___ Extracted entries ___
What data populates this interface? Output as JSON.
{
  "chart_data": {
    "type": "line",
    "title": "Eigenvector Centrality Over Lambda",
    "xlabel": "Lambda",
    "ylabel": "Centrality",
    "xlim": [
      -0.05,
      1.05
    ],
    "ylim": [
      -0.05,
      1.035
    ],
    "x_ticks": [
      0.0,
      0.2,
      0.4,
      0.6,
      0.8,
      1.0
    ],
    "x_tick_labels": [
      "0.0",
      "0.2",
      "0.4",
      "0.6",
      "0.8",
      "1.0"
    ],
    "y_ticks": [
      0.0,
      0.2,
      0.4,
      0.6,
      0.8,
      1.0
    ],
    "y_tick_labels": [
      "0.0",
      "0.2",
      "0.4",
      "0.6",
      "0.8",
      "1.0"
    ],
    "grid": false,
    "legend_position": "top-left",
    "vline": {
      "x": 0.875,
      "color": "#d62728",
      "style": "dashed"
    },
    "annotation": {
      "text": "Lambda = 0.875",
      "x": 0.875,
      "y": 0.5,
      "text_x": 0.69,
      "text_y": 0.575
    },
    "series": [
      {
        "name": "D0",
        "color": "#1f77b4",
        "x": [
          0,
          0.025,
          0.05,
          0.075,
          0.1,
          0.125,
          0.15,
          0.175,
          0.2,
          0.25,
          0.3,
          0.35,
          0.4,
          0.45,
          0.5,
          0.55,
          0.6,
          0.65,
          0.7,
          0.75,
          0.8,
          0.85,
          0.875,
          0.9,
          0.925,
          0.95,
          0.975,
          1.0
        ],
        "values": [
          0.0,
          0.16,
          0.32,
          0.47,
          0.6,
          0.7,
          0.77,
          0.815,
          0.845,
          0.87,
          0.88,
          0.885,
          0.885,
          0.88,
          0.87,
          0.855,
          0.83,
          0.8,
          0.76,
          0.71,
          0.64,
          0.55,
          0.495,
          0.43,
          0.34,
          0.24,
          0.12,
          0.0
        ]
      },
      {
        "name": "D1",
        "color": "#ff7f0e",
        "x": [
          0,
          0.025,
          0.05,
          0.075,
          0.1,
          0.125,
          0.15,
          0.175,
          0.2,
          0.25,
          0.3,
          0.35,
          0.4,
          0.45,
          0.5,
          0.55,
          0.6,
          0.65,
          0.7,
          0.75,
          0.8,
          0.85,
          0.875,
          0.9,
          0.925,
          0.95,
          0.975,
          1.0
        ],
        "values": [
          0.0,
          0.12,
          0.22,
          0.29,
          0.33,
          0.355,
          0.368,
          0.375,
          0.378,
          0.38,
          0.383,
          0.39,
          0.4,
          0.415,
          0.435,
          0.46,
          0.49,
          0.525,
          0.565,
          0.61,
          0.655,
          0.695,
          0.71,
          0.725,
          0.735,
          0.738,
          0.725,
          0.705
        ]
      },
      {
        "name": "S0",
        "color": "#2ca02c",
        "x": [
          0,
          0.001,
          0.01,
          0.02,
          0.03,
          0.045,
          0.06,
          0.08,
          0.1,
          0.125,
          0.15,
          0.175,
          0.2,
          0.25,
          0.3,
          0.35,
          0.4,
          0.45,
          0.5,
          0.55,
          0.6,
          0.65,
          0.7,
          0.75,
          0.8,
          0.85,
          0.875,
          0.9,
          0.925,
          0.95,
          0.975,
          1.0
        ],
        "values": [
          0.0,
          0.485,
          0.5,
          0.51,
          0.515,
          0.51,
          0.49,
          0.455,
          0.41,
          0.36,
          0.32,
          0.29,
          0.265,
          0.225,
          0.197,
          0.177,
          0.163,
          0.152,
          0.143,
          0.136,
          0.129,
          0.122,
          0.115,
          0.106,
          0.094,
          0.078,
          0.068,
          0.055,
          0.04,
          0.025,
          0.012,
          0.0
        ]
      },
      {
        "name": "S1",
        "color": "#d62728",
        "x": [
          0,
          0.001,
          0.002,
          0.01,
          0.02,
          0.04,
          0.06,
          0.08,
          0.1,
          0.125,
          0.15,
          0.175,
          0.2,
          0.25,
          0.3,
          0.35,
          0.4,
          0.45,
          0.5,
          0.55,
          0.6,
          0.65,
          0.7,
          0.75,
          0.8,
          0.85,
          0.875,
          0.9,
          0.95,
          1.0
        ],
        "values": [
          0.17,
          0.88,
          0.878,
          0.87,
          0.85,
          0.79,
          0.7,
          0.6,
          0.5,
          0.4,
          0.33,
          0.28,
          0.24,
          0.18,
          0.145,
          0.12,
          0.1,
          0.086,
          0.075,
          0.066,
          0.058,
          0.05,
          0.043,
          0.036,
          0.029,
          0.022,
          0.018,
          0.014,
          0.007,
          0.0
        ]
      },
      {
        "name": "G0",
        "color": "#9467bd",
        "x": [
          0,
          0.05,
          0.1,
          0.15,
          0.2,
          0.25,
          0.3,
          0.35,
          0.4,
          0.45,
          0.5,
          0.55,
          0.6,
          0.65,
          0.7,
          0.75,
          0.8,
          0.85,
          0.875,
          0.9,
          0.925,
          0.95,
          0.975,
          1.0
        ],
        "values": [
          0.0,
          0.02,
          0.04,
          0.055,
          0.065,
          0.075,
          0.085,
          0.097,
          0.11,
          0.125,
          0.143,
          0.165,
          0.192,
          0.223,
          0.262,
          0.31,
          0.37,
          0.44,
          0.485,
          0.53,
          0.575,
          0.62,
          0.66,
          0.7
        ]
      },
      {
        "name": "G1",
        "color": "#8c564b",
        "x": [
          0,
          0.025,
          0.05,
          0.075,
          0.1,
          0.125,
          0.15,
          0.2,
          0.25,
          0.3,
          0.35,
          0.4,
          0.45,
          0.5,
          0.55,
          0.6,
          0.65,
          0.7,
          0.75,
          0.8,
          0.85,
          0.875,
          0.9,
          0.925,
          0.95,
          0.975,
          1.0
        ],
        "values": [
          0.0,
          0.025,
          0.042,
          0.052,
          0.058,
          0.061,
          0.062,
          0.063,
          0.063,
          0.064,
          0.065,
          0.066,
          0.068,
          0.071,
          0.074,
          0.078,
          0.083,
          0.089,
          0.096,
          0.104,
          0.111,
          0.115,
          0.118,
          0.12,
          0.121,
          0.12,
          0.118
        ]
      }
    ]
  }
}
___
→ Exercise prompt
Copy all the entries verbatim.

→ Full answer
What data populates this interface? Output as JSON.
{
  "chart_data": {
    "type": "line",
    "title": "Eigenvector Centrality Over Lambda",
    "xlabel": "Lambda",
    "ylabel": "Centrality",
    "xlim": [
      -0.05,
      1.05
    ],
    "ylim": [
      -0.05,
      1.035
    ],
    "x_ticks": [
      0.0,
      0.2,
      0.4,
      0.6,
      0.8,
      1.0
    ],
    "x_tick_labels": [
      "0.0",
      "0.2",
      "0.4",
      "0.6",
      "0.8",
      "1.0"
    ],
    "y_ticks": [
      0.0,
      0.2,
      0.4,
      0.6,
      0.8,
      1.0
    ],
    "y_tick_labels": [
      "0.0",
      "0.2",
      "0.4",
      "0.6",
      "0.8",
      "1.0"
    ],
    "grid": false,
    "legend_position": "top-left",
    "vline": {
      "x": 0.875,
      "color": "#d62728",
      "style": "dashed"
    },
    "annotation": {
      "text": "Lambda = 0.875",
      "x": 0.875,
      "y": 0.5,
      "text_x": 0.69,
      "text_y": 0.575
    },
    "series": [
      {
        "name": "D0",
        "color": "#1f77b4",
        "x": [
          0,
          0.025,
          0.05,
          0.075,
          0.1,
          0.125,
          0.15,
          0.175,
          0.2,
          0.25,
          0.3,
          0.35,
          0.4,
          0.45,
          0.5,
          0.55,
          0.6,
          0.65,
          0.7,
          0.75,
          0.8,
          0.85,
          0.875,
          0.9,
          0.925,
          0.95,
          0.975,
          1.0
        ],
        "values": [
          0.0,
          0.16,
          0.32,
          0.47,
          0.6,
          0.7,
          0.77,
          0.815,
          0.845,
          0.87,
          0.88,
          0.885,
          0.885,
          0.88,
          0.87,
          0.855,
          0.83,
          0.8,
          0.76,
          0.71,
          0.64,
          0.55,
          0.495,
          0.43,
          0.34,
          0.24,
          0.12,
          0.0
        ]
      },
      {
        "name": "D1",
        "color": "#ff7f0e",
        "x": [
          0,
          0.025,
          0.05,
          0.075,
          0.1,
          0.125,
          0.15,
          0.175,
          0.2,
          0.25,
          0.3,
          0.35,
          0.4,
          0.45,
          0.5,
          0.55,
          0.6,
          0.65,
          0.7,
          0.75,
          0.8,
          0.85,
          0.875,
          0.9,
          0.925,
          0.95,
          0.975,
          1.0
        ],
        "values": [
          0.0,
          0.12,
          0.22,
          0.29,
          0.33,
          0.355,
          0.368,
          0.375,
          0.378,
          0.38,
          0.383,
          0.39,
          0.4,
          0.415,
          0.435,
          0.46,
          0.49,
          0.525,
          0.565,
          0.61,
          0.655,
          0.695,
          0.71,
          0.725,
          0.735,
          0.738,
          0.725,
          0.705
        ]
      },
      {
        "name": "S0",
        "color": "#2ca02c",
        "x": [
          0,
          0.001,
          0.01,
          0.02,
          0.03,
          0.045,
          0.06,
          0.08,
          0.1,
          0.125,
          0.15,
          0.175,
          0.2,
          0.25,
          0.3,
          0.35,
          0.4,
          0.45,
          0.5,
          0.55,
          0.6,
          0.65,
          0.7,
          0.75,
          0.8,
          0.85,
          0.875,
          0.9,
          0.925,
          0.95,
          0.975,
          1.0
        ],
        "values": [
          0.0,
          0.485,
          0.5,
          0.51,
          0.515,
          0.51,
          0.49,
          0.455,
          0.41,
          0.36,
          0.32,
          0.29,
          0.265,
          0.225,
          0.197,
          0.177,
          0.163,
          0.152,
          0.143,
          0.136,
          0.129,
          0.122,
          0.115,
          0.106,
          0.094,
          0.078,
          0.068,
          0.055,
          0.04,
          0.025,
          0.012,
          0.0
        ]
      },
      {
        "name": "S1",
        "color": "#d62728",
        "x": [
          0,
          0.001,
          0.002,
          0.01,
          0.02,
          0.04,
          0.06,
          0.08,
          0.1,
          0.125,
          0.15,
          0.175,
          0.2,
          0.25,
          0.3,
          0.35,
          0.4,
          0.45,
          0.5,
          0.55,
          0.6,
          0.65,
          0.7,
          0.75,
          0.8,
          0.85,
          0.875,
          0.9,
          0.95,
          1.0
        ],
        "values": [
          0.17,
          0.88,
          0.878,
          0.87,
          0.85,
          0.79,
          0.7,
          0.6,
          0.5,
          0.4,
          0.33,
          0.28,
          0.24,
          0.18,
          0.145,
          0.12,
          0.1,
          0.086,
          0.075,
          0.066,
          0.058,
          0.05,
          0.043,
          0.036,
          0.029,
          0.022,
          0.018,
          0.014,
          0.007,
          0.0
        ]
      },
      {
        "name": "G0",
        "color": "#9467bd",
        "x": [
          0,
          0.05,
          0.1,
          0.15,
          0.2,
          0.25,
          0.3,
          0.35,
          0.4,
          0.45,
          0.5,
          0.55,
          0.6,
          0.65,
          0.7,
          0.75,
          0.8,
          0.85,
          0.875,
          0.9,
          0.925,
          0.95,
          0.975,
          1.0
        ],
        "values": [
          0.0,
          0.02,
          0.04,
          0.055,
          0.065,
          0.075,
          0.085,
          0.097,
          0.11,
          0.125,
          0.143,
          0.165,
          0.192,
          0.223,
          0.262,
          0.31,
          0.37,
          0.44,
          0.485,
          0.53,
          0.575,
          0.62,
          0.66,
          0.7
        ]
      },
      {
        "name": "G1",
        "color": "#8c564b",
        "x": [
          0,
          0.025,
          0.05,
          0.075,
          0.1,
          0.125,
          0.15,
          0.2,
          0.25,
          0.3,
          0.35,
          0.4,
          0.45,
          0.5,
          0.55,
          0.6,
          0.65,
          0.7,
          0.75,
          0.8,
          0.85,
          0.875,
          0.9,
          0.925,
          0.95,
          0.975,
          1.0
        ],
        "values": [
          0.0,
          0.025,
          0.042,
          0.052,
          0.058,
          0.061,
          0.062,
          0.063,
          0.063,
          0.064,
          0.065,
          0.066,
          0.068,
          0.071,
          0.074,
          0.078,
          0.083,
          0.089,
          0.096,
          0.104,
          0.111,
          0.115,
          0.118,
          0.12,
          0.121,
          0.12,
          0.118
        ]
      }
    ]
  }
}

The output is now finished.